WHAT TO WORK ON:
Every line of the material below must be repeated exactly.

----

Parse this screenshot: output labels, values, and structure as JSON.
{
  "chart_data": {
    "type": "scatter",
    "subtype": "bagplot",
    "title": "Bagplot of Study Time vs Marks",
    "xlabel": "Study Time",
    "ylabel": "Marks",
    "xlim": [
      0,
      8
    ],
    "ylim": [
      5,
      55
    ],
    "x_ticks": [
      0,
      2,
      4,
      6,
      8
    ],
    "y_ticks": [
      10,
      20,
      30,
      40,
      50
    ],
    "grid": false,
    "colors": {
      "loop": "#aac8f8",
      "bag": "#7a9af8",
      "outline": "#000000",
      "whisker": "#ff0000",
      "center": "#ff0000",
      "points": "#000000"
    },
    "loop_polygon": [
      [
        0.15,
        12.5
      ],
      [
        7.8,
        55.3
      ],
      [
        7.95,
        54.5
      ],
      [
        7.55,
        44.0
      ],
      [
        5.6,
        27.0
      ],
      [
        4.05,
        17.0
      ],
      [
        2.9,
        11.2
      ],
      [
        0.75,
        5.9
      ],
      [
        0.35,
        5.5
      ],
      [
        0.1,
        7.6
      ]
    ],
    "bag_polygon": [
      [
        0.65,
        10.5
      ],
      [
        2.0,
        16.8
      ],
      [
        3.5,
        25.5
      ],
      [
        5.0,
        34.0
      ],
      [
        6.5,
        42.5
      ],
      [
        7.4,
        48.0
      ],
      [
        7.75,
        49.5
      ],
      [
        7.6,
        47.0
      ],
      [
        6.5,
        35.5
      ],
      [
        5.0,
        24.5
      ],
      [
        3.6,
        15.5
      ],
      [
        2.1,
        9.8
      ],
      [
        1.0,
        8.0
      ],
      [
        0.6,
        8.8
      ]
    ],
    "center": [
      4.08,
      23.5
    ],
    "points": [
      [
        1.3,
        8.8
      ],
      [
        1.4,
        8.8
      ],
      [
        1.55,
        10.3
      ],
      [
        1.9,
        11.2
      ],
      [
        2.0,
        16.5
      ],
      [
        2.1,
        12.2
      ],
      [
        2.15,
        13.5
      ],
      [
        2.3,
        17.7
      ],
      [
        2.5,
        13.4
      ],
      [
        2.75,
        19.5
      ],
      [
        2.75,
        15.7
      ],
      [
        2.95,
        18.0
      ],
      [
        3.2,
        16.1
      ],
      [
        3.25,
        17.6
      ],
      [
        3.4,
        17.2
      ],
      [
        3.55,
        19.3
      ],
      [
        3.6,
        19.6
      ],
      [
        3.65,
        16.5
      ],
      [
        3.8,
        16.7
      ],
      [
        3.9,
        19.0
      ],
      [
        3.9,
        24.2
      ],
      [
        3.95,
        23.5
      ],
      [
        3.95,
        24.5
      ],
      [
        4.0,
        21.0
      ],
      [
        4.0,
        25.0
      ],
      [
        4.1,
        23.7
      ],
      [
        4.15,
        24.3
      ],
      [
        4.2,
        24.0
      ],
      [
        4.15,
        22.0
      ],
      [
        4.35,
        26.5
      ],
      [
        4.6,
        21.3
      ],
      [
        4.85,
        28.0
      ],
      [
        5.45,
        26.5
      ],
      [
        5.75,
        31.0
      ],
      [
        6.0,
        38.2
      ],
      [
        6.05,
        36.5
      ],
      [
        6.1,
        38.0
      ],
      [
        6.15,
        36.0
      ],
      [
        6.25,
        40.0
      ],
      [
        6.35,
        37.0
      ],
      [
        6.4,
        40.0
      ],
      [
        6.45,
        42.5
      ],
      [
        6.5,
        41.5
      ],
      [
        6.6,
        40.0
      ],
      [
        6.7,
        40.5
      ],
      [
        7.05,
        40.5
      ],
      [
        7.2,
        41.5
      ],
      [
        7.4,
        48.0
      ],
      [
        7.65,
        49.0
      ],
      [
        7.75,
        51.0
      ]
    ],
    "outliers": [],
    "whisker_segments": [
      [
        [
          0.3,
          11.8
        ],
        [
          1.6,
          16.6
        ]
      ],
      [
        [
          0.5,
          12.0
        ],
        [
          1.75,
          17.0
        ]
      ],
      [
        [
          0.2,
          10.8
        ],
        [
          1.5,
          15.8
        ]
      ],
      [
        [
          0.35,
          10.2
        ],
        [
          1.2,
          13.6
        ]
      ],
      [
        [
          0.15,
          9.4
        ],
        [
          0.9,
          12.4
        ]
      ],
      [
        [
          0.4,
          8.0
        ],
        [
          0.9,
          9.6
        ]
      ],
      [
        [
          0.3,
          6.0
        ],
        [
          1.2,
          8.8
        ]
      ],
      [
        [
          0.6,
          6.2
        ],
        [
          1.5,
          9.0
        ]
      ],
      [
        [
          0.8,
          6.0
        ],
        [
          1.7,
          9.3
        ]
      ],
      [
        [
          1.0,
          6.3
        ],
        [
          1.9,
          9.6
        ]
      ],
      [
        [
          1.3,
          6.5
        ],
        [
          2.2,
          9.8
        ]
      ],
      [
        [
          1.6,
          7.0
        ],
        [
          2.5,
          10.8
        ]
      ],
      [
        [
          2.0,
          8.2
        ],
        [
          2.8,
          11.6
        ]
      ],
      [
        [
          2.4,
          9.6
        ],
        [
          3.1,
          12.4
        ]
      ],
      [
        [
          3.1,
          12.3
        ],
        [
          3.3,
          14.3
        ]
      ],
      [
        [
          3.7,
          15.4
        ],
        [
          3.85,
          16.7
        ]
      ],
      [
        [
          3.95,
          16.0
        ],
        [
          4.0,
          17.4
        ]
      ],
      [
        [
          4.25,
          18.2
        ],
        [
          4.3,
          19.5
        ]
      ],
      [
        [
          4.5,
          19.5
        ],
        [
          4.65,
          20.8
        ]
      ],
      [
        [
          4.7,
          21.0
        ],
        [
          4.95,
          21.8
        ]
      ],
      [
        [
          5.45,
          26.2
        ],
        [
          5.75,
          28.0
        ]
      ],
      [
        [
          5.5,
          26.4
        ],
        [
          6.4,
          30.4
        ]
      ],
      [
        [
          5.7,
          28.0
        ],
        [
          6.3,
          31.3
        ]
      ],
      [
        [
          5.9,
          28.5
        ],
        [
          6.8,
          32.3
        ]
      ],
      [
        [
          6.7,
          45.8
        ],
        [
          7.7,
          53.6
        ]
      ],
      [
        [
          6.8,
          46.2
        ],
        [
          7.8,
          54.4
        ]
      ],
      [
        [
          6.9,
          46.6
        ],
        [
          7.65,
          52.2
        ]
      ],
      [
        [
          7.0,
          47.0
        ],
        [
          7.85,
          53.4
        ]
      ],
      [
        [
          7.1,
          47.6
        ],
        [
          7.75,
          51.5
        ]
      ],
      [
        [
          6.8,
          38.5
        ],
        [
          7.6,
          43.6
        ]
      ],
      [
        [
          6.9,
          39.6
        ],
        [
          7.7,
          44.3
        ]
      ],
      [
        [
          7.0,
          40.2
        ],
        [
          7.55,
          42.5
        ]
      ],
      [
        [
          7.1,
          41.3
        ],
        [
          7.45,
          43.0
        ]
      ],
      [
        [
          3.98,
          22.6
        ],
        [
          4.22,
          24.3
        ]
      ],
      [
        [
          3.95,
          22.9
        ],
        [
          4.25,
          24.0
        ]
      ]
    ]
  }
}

----

WRITTEN REPLY:
Parse this screenshot: output labels, values, and structure as JSON.
{
  "chart_data": {
    "type": "scatter",
    "subtype": "bagplot",
    "title": "Bagplot of Study Time vs Marks",
    "xlabel": "Study Time",
    "ylabel": "Marks",
    "xlim": [
      0,
      8
    ],
    "ylim": [
      5,
      55
    ],
    "x_ticks": [
      0,
      2,
      4,
      6,
      8
    ],
    "y_ticks": [
      10,
      20,
      30,
      40,
      50
    ],
    "grid": false,
    "colors": {
      "loop": "#aac8f8",
      "bag": "#7a9af8",
      "outline": "#000000",
      "whisker": "#ff0000",
      "center": "#ff0000",
      "points": "#000000"
    },
    "loop_polygon": [
      [
        0.15,
        12.5
      ],
      [
        7.8,
        55.3
      ],
      [
        7.95,
        54.5
      ],
      [
        7.55,
        44.0
      ],
      [
        5.6,
        27.0
      ],
      [
        4.05,
        17.0
      ],
      [
        2.9,
        11.2
      ],
      [
        0.75,
        5.9
      ],
      [
        0.35,
        5.5
      ],
      [
        0.1,
        7.6
      ]
    ],
    "bag_polygon": [
      [
        0.65,
        10.5
      ],
      [
        2.0,
        16.8
      ],
      [
        3.5,
        25.5
      ],
      [
        5.0,
        34.0
      ],
      [
        6.5,
        42.5
      ],
      [
        7.4,
        48.0
      ],
      [
        7.75,
        49.5
      ],
      [
        7.6,
        47.0
      ],
      [
        6.5,
        35.5
      ],
      [
        5.0,
        24.5
      ],
      [
        3.6,
        15.5
      ],
      [
        2.1,
        9.8
      ],
      [
        1.0,
        8.0
      ],
      [
        0.6,
        8.8
      ]
    ],
    "center": [
      4.08,
      23.5
    ],
    "points": [
      [
        1.3,
        8.8
      ],
      [
        1.4,
        8.8
      ],
      [
        1.55,
        10.3
      ],
      [
        1.9,
        11.2
      ],
      [
        2.0,
        16.5
      ],
      [
        2.1,
        12.2
      ],
      [
        2.15,
        13.5
      ],
      [
        2.3,
        17.7
      ],
      [
        2.5,
        13.4
      ],
      [
        2.75,
        19.5
      ],
      [
        2.75,
        15.7
      ],
      [
        2.95,
        18.0
      ],
      [
        3.2,
        16.1
      ],
      [
        3.25,
        17.6
      ],
      [
        3.4,
        17.2
      ],
      [
        3.55,
        19.3
      ],
      [
        3.6,
        19.6
      ],
      [
        3.65,
        16.5
      ],
      [
        3.8,
        16.7
      ],
      [
        3.9,
        19.0
      ],
      [
        3.9,
        24.2
      ],
      [
        3.95,
        23.5
      ],
      [
        3.95,
        24.5
      ],
      [
        4.0,
        21.0
      ],
      [
        4.0,
        25.0
      ],
      [
        4.1,
        23.7
      ],
      [
        4.15,
        24.3
      ],
      [
        4.2,
        24.0
      ],
      [
        4.15,
        22.0
      ],
      [
        4.35,
        26.5
      ],
      [
        4.6,
        21.3
      ],
      [
        4.85,
        28.0
      ],
      [
        5.45,
        26.5
      ],
      [
        5.75,
        31.0
      ],
      [
        6.0,
        38.2
      ],
      [
        6.05,
        36.5
      ],
      [
        6.1,
        38.0
      ],
      [
        6.15,
        36.0
      ],
      [
        6.25,
        40.0
      ],
      [
        6.35,
        37.0
      ],
      [
        6.4,
        40.0
      ],
      [
        6.45,
        42.5
      ],
      [
        6.5,
        41.5
      ],
      [
        6.6,
        40.0
      ],
      [
        6.7,
        40.5
      ],
      [
        7.05,
        40.5
      ],
      [
        7.2,
        41.5
      ],
      [
        7.4,
        48.0
      ],
      [
        7.65,
        49.0
      ],
      [
        7.75,
        51.0
      ]
    ],
    "outliers": [],
    "whisker_segments": [
      [
        [
          0.3,
          11.8
        ],
        [
          1.6,
          16.6
        ]
      ],
      [
        [
          0.5,
          12.0
        ],
        [
          1.75,
          17.0
        ]
      ],
      [
        [
          0.2,
          10.8
        ],
        [
          1.5,
          15.8
        ]
      ],
      [
        [
          0.35,
          10.2
        ],
        [
          1.2,
          13.6
        ]
      ],
      [
        [
          0.15,
          9.4
        ],
        [
          0.9,
          12.4
        ]
      ],
      [
        [
          0.4,
          8.0
        ],
        [
          0.9,
          9.6
        ]
      ],
      [
        [
          0.3,
          6.0
        ],
        [
          1.2,
          8.8
        ]
      ],
      [
        [
          0.6,
          6.2
        ],
        [
          1.5,
          9.0
        ]
      ],
      [
        [
          0.8,
          6.0
        ],
        [
          1.7,
          9.3
        ]
      ],
      [
        [
          1.0,
          6.3
        ],
        [
          1.9,
          9.6
        ]
      ],
      [
        [
          1.3,
          6.5
        ],
        [
          2.2,
          9.8
        ]
      ],
      [
        [
          1.6,
          7.0
        ],
        [
          2.5,
          10.8
        ]
      ],
      [
        [
          2.0,
          8.2
        ],
        [
          2.8,
          11.6
        ]
      ],
      [
        [
          2.4,
          9.6
        ],
        [
          3.1,
          12.4
        ]
      ],
      [
        [
          3.1,
          12.3
        ],
        [
          3.3,
          14.3
        ]
      ],
      [
        [
          3.7,
          15.4
        ],
        [
          3.85,
          16.7
        ]
      ],
      [
        [
          3.95,
          16.0
        ],
        [
          4.0,
          17.4
        ]
      ],
      [
        [
          4.25,
          18.2
        ],
        [
          4.3,
          19.5
        ]
      ],
      [
        [
          4.5,
          19.5
        ],
        [
          4.65,
          20.8
        ]
      ],
      [
        [
          4.7,
          21.0
        ],
        [
          4.95,
          21.8
        ]
      ],
      [
        [
          5.45,
          26.2
        ],
        [
          5.75,
          28.0
        ]
      ],
      [
        [
          5.5,
          26.4
        ],
        [
          6.4,
          30.4
        ]
      ],
      [
        [
          5.7,
          28.0
        ],
        [
          6.3,
          31.3
        ]
      ],
      [
        [
          5.9,
          28.5
        ],
        [
          6.8,
          32.3
        ]
      ],
      [
        [
          6.7,
          45.8
        ],
        [
          7.7,
          53.6
        ]
      ],
      [
        [
          6.8,
          46.2
        ],
        [
          7.8,
          54.4
        ]
      ],
      [
        [
          6.9,
          46.6
        ],
        [
          7.65,
          52.2
        ]
      ],
      [
        [
          7.0,
          47.0
        ],
        [
          7.85,
          53.4
        ]
      ],
      [
        [
          7.1,
          47.6
        ],
        [
          7.75,
          51.5
        ]
      ],
      [
        [
          6.8,
          38.5
        ],
        [
          7.6,
          43.6
        ]
      ],
      [
        [
          6.9,
          39.6
        ],
        [
          7.7,
          44.3
        ]
      ],
      [
        [
          7.0,
          40.2
        ],
        [
          7.55,
          42.5
        ]
      ],
      [
        [
          7.1,
          41.3
        ],
        [
          7.45,
          43.0
        ]
      ],
      [
        [
          3.98,
          22.6
        ],
        [
          4.22,
          24.3
        ]
      ],
      [
        [
          3.95,
          22.9
        ],
        [
          4.25,
          24.0
        ]
      ]
    ]
  }
}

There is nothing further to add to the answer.